_SET EXERCISE_: The listing must be reproduced in full, exactly as it stands.

_DATA FOR THE TASK_:
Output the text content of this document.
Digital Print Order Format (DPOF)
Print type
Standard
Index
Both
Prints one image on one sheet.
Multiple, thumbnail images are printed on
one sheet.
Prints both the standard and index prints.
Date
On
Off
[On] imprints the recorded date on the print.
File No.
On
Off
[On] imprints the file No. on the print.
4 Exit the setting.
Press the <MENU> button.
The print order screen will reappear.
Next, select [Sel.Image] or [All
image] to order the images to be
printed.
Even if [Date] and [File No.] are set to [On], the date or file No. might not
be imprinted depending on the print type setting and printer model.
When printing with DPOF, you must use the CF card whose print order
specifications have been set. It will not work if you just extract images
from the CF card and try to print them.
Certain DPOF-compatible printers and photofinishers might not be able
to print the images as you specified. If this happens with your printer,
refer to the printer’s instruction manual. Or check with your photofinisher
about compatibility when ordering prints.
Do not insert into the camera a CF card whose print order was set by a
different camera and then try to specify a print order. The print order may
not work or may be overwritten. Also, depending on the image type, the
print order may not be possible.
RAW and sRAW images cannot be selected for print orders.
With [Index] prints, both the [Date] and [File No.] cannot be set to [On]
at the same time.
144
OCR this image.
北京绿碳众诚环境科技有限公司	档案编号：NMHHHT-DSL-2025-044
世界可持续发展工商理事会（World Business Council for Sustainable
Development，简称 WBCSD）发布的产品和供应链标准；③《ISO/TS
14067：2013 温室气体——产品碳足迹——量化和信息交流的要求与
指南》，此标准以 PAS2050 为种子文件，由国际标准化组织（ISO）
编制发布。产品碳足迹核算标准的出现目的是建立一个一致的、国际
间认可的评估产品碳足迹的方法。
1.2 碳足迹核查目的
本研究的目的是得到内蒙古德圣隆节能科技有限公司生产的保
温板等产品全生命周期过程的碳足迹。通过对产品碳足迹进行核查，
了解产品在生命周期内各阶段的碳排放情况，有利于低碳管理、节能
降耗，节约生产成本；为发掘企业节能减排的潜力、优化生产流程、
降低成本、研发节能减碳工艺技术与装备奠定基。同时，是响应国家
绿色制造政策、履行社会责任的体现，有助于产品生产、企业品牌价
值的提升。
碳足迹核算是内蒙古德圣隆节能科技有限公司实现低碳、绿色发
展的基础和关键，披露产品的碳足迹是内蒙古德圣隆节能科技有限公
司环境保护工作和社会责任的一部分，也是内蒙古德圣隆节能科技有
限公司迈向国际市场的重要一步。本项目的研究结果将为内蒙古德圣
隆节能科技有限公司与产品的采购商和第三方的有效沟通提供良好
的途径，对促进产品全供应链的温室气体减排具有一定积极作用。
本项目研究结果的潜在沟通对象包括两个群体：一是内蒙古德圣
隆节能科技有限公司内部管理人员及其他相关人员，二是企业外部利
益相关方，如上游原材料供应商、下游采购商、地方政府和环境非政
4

_SOLUTION TO THE PROBLEM_:
Output the text content of this document.
Digital Print Order Format (DPOF)
Print type
Standard
Index
Both
Prints one image on one sheet.
Multiple, thumbnail images are printed on
one sheet.
Prints both the standard and index prints.
Date
On
Off
[On] imprints the recorded date on the print.
File No.
On
Off
[On] imprints the file No. on the print.
4 Exit the setting.
Press the <MENU> button.
The print order screen will reappear.
Next, select [Sel.Image] or [All
image] to order the images to be
printed.
Even if [Date] and [File No.] are set to [On], the date or file No. might not
be imprinted depending on the print type setting and printer model.
When printing with DPOF, you must use the CF card whose print order
specifications have been set. It will not work if you just extract images
from the CF card and try to print them.
Certain DPOF-compatible printers and photofinishers might not be able
to print the images as you specified. If this happens with your printer,
refer to the printer’s instruction manual. Or check with your photofinisher
about compatibility when ordering prints.
Do not insert into the camera a CF card whose print order was set by a
different camera and then try to specify a print order. The print order may
not work or may be overwritten. Also, depending on the image type, the
print order may not be possible.
RAW and sRAW images cannot be selected for print orders.
With [Index] prints, both the [Date] and [File No.] cannot be set to [On]
at the same time.
144
OCR this image.
北京绿碳众诚环境科技有限公司	档案编号：NMHHHT-DSL-2025-044
世界可持续发展工商理事会（World Business Council for Sustainable
Development，简称 WBCSD）发布的产品和供应链标准；③《ISO/TS
14067：2013 温室气体——产品碳足迹——量化和信息交流的要求与
指南》，此标准以 PAS2050 为种子文件，由国际标准化组织（ISO）
编制发布。产品碳足迹核算标准的出现目的是建立一个一致的、国际
间认可的评估产品碳足迹的方法。
1.2 碳足迹核查目的
本研究的目的是得到内蒙古德圣隆节能科技有限公司生产的保
温板等产品全生命周期过程的碳足迹。通过对产品碳足迹进行核查，
了解产品在生命周期内各阶段的碳排放情况，有利于低碳管理、节能
降耗，节约生产成本；为发掘企业节能减排的潜力、优化生产流程、
降低成本、研发节能减碳工艺技术与装备奠定基。同时，是响应国家
绿色制造政策、履行社会责任的体现，有助于产品生产、企业品牌价
值的提升。
碳足迹核算是内蒙古德圣隆节能科技有限公司实现低碳、绿色发
展的基础和关键，披露产品的碳足迹是内蒙古德圣隆节能科技有限公
司环境保护工作和社会责任的一部分，也是内蒙古德圣隆节能科技有
限公司迈向国际市场的重要一步。本项目的研究结果将为内蒙古德圣
隆节能科技有限公司与产品的采购商和第三方的有效沟通提供良好
的途径，对促进产品全供应链的温室气体减排具有一定积极作用。
本项目研究结果的潜在沟通对象包括两个群体：一是内蒙古德圣
隆节能科技有限公司内部管理人员及其他相关人员，二是企业外部利
益相关方，如上游原材料供应商、下游采购商、地方政府和环境非政
4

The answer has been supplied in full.